Write the data out again in full, with no departure from the original.

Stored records
■ ■ ■ ■ ■ ■ ■
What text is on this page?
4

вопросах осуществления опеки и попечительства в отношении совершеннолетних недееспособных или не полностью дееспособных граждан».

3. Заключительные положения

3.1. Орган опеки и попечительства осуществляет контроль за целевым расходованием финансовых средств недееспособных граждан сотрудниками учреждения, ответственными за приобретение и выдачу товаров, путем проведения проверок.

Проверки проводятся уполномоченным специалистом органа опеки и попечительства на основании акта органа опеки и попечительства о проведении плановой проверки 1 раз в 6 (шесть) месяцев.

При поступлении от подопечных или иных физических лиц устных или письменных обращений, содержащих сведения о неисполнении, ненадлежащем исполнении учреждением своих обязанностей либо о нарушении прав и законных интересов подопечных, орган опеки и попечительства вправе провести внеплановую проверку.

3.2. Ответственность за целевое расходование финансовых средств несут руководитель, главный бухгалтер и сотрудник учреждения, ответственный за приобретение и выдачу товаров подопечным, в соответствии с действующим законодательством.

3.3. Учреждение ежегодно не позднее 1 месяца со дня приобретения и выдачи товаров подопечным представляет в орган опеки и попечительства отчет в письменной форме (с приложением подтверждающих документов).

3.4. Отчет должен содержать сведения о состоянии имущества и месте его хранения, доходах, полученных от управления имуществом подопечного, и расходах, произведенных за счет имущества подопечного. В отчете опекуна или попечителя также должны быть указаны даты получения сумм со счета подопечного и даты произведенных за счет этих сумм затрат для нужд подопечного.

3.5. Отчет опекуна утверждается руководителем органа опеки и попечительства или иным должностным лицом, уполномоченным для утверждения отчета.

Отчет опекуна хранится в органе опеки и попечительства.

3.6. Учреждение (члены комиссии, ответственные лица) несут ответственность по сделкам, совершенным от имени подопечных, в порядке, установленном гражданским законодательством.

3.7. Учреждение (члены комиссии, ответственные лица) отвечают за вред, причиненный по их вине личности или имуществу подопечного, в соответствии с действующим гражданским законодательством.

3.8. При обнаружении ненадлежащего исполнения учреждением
■ ■ ■ ■ ■ ■ ■
▶ _RESULT FOR THIS EXERCISE_
What text is on this page?
4

вопросах осуществления опеки и попечительства в отношении совершеннолетних недееспособных или не полностью дееспособных граждан».

3. Заключительные положения

3.1. Орган опеки и попечительства осуществляет контроль за целевым расходованием финансовых средств недееспособных граждан сотрудниками учреждения, ответственными за приобретение и выдачу товаров, путем проведения проверок.

Проверки проводятся уполномоченным специалистом органа опеки и попечительства на основании акта органа опеки и попечительства о проведении плановой проверки 1 раз в 6 (шесть) месяцев.

При поступлении от подопечных или иных физических лиц устных или письменных обращений, содержащих сведения о неисполнении, ненадлежащем исполнении учреждением своих обязанностей либо о нарушении прав и законных интересов подопечных, орган опеки и попечительства вправе провести внеплановую проверку.

3.2. Ответственность за целевое расходование финансовых средств несут руководитель, главный бухгалтер и сотрудник учреждения, ответственный за приобретение и выдачу товаров подопечным, в соответствии с действующим законодательством.

3.3. Учреждение ежегодно не позднее 1 месяца со дня приобретения и выдачи товаров подопечным представляет в орган опеки и попечительства отчет в письменной форме (с приложением подтверждающих документов).

3.4. Отчет должен содержать сведения о состоянии имущества и месте его хранения, доходах, полученных от управления имуществом подопечного, и расходах, произведенных за счет имущества подопечного. В отчете опекуна или попечителя также должны быть указаны даты получения сумм со счета подопечного и даты произведенных за счет этих сумм затрат для нужд подопечного.

3.5. Отчет опекуна утверждается руководителем органа опеки и попечительства или иным должностным лицом, уполномоченным для утверждения отчета.

Отчет опекуна хранится в органе опеки и попечительства.

3.6. Учреждение (члены комиссии, ответственные лица) несут ответственность по сделкам, совершенным от имени подопечных, в порядке, установленном гражданским законодательством.

3.7. Учреждение (члены комиссии, ответственные лица) отвечают за вред, причиненный по их вине личности или имуществу подопечного, в соответствии с действующим гражданским законодательством.

3.8. При обнаружении ненадлежащего исполнения учреждением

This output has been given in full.